Task requirements
Which lines contain the string "frequently"? Please list every one of them.

Supplied material
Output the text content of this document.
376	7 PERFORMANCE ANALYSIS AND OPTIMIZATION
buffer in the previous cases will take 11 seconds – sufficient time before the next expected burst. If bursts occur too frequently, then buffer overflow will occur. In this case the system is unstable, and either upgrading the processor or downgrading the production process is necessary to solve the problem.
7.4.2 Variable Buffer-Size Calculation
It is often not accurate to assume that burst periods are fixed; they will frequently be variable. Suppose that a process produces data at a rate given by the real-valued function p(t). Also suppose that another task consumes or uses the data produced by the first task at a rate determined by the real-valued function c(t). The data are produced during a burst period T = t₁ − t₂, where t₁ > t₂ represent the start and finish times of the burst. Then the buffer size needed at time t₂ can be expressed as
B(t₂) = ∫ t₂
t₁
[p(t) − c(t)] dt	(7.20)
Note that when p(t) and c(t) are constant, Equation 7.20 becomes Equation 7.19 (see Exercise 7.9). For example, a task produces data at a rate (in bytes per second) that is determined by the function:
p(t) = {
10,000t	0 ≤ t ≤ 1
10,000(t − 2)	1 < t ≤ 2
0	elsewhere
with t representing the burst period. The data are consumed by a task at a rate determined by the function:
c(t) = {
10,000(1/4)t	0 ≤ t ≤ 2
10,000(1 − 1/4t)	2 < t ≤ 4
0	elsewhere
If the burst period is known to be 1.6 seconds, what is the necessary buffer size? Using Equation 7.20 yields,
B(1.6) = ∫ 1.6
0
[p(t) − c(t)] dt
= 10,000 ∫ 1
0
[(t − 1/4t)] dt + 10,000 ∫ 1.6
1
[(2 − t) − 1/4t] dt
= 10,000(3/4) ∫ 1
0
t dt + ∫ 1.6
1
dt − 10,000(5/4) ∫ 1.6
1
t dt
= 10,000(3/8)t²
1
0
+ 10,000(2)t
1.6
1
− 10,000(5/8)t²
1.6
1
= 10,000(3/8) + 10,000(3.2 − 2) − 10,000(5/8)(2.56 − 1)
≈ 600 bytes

Correct response
buffer in the previous cases will take 11 seconds – sufficient time before the next expected burst. If bursts occur too frequently, then buffer overflow will occur. In this case the system is unstable, and either upgrading the processor or downgrading the production process is necessary to solve the problem.
It is often not accurate to assume that burst periods are fixed; they will frequently be variable. Suppose that a process produces data at a rate given by the real-valued function p(t). Also suppose that another task consumes or uses the data produced by the first task at a rate determined by the real-valued function c(t). The data are produced during a burst period T = t₁ − t₂, where t₁ > t₂ represent the start and finish times of the burst. Then the buffer size needed at time t₂ can be expressed as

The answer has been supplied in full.